→ **STATED TASK**
Images are not part of the copy; transcribe all the data exactly.

======

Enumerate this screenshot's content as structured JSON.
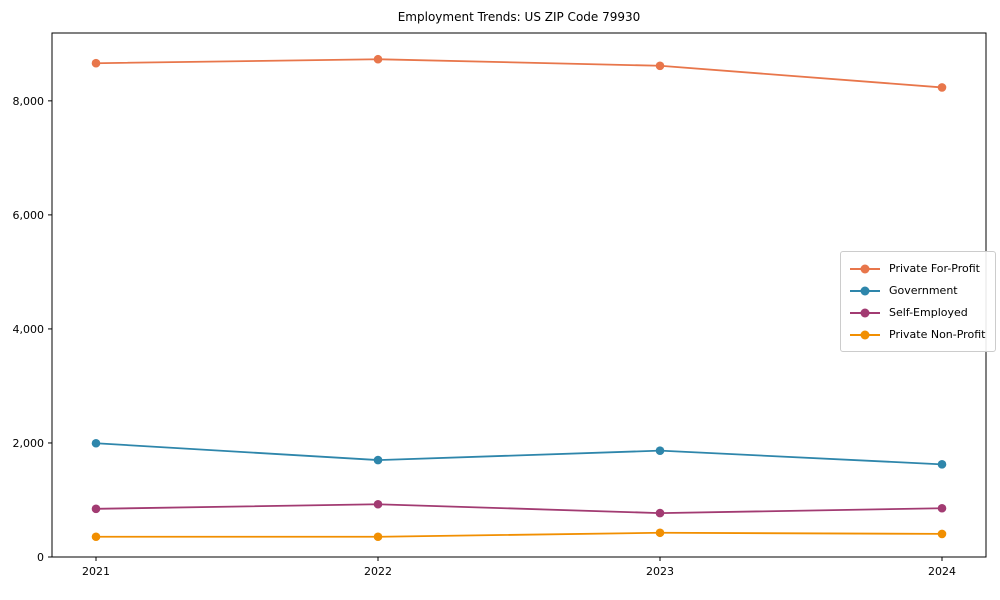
{
  "chart_data": {
    "type": "line",
    "title": "Employment Trends: US ZIP Code 79930",
    "xlabel": "",
    "ylabel": "",
    "x": [
      2021,
      2022,
      2023,
      2024
    ],
    "x_tick_labels": [
      "2021",
      "2022",
      "2023",
      "2024"
    ],
    "y_ticks": [
      0,
      2000,
      4000,
      6000,
      8000
    ],
    "y_tick_labels": [
      "0",
      "2,000",
      "4,000",
      "6,000",
      "8,000"
    ],
    "ylim": [
      0,
      9190
    ],
    "grid": false,
    "legend_position": "center right",
    "series": [
      {
        "name": "Private For-Profit",
        "color": "#E8764B",
        "values": [
          8660,
          8730,
          8615,
          8235
        ]
      },
      {
        "name": "Government",
        "color": "#2E86AB",
        "values": [
          1995,
          1700,
          1865,
          1625
        ]
      },
      {
        "name": "Self-Employed",
        "color": "#A23B72",
        "values": [
          845,
          925,
          770,
          855
        ]
      },
      {
        "name": "Private Non-Profit",
        "color": "#F18F01",
        "values": [
          355,
          355,
          425,
          405
        ]
      }
    ]
  }
}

======

→ **SOLUTION BELOW**
Enumerate this screenshot's content as structured JSON.
{
  "chart_data": {
    "type": "line",
    "title": "Employment Trends: US ZIP Code 79930",
    "xlabel": "",
    "ylabel": "",
    "x": [
      2021,
      2022,
      2023,
      2024
    ],
    "x_tick_labels": [
      "2021",
      "2022",
      "2023",
      "2024"
    ],
    "y_ticks": [
      0,
      2000,
      4000,
      6000,
      8000
    ],
    "y_tick_labels": [
      "0",
      "2,000",
      "4,000",
      "6,000",
      "8,000"
    ],
    "ylim": [
      0,
      9190
    ],
    "grid": false,
    "legend_position": "center right",
    "series": [
      {
        "name": "Private For-Profit",
        "color": "#E8764B",
        "values": [
          8660,
          8730,
          8615,
          8235
        ]
      },
      {
        "name": "Government",
        "color": "#2E86AB",
        "values": [
          1995,
          1700,
          1865,
          1625
        ]
      },
      {
        "name": "Self-Employed",
        "color": "#A23B72",
        "values": [
          845,
          925,
          770,
          855
        ]
      },
      {
        "name": "Private Non-Profit",
        "color": "#F18F01",
        "values": [
          355,
          355,
          425,
          405
        ]
      }
    ]
  }
}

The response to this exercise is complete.